(What to do): Go through the entries one line at a time, and gather every line that has the word "tomatoes".

(Records):
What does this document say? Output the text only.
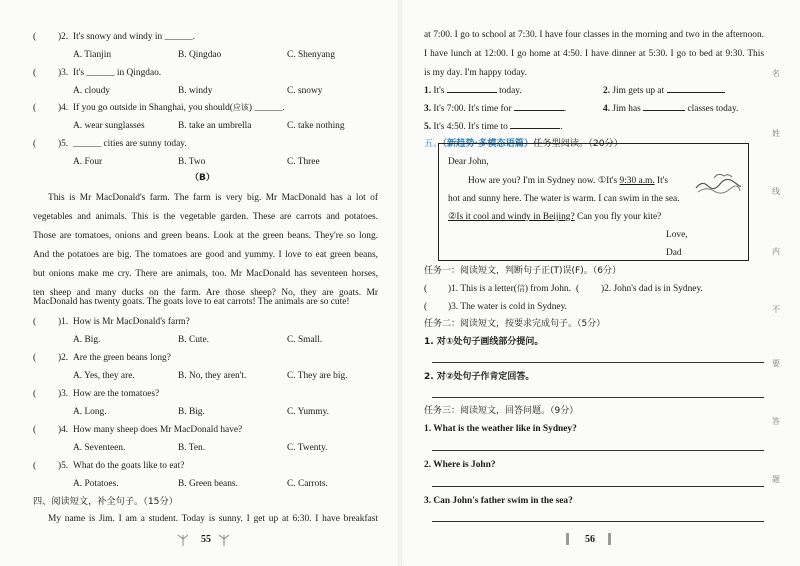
( )2. It's snowy and windy in ______.
A. Tianjin	B. Qingdao	C. Shenyang
( )3. It's ______ in Qingdao.
A. cloudy	B. windy	C. snowy
( )4. If you go outside in Shanghai, you should(应该) ______.
A. wear sunglasses	B. take an umbrella	C. take nothing
( )5. ______ cities are sunny today.
A. Four	B. Two	C. Three
（B）
This is Mr MacDonald's farm. The farm is very big. Mr MacDonald has a lot of
vegetables and animals. This is the vegetable garden. These are carrots and potatoes.
Those are tomatoes, onions and green beans. Look at the green beans. They're so long.
And the potatoes are big. The tomatoes are good and yummy. I love to eat green beans,
but onions make me cry. There are animals, too. Mr MacDonald has seventeen horses,
ten sheep and many ducks on the farm. Are those sheep? No, they are goats. Mr
MacDonald has twenty goats. The goats love to eat carrots! The animals are so cute!
( )1. How is Mr MacDonald's farm?
A. Big.	B. Cute.	C. Small.
( )2. Are the green beans long?
A. Yes, they are.	B. No, they aren't.	C. They are big.
( )3. How are the tomatoes?
A. Long.	B. Big.	C. Yummy.
( )4. How many sheep does Mr MacDonald have?
A. Seventeen.	B. Ten.	C. Twenty.
( )5. What do the goats like to eat?
A. Potatoes.	B. Green beans.	C. Carrots.
四、阅读短文，补全句子。（15分）
My name is Jim. I am a student. Today is sunny. I get up at 6:30. I have breakfast
55
at 7:00. I go to school at 7:30. I have four classes in the morning and two in the afternoon.
I have lunch at 12:00. I go home at 4:50. I have dinner at 5:30. I go to bed at 9:30. This
is my day. I'm happy today.
1. It's	today.	2. Jim gets up at
3. It's 7:00. It's time for	.	4. Jim has	classes today.
5. It's 4:50. It's time to	.
五、（新趋势·多模态语篇）任务型阅读。（20分）
Dear John,
How are you? I'm in Sydney now. ①It's 9:30 a.m. It's
hot and sunny here. The water is warm. I can swim in the sea.
②Is it cool and windy in Beijing? Can you fly your kite?
Love,
Dad
任务一：阅读短文，判断句子正(T)误(F)。（6分）
( )1. This is a letter(信) from John. ( )2. John's dad is in Sydney.
( )3. The water is cold in Sydney.
任务二：阅读短文，按要求完成句子。（5分）
1. 对①处句子画线部分提问。
2. 对②处句子作肯定回答。
任务三：阅读短文，回答问题。（9分）
1. What is the weather like in Sydney?
2. Where is John?
3. Can John's father swim in the sea?
56
名
姓
线
内
不
要
答
题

(Full response):
Those are tomatoes, onions and green beans. Look at the green beans. They're so long.
And the potatoes are big. The tomatoes are good and yummy. I love to eat green beans,
( )3. How are the tomatoes?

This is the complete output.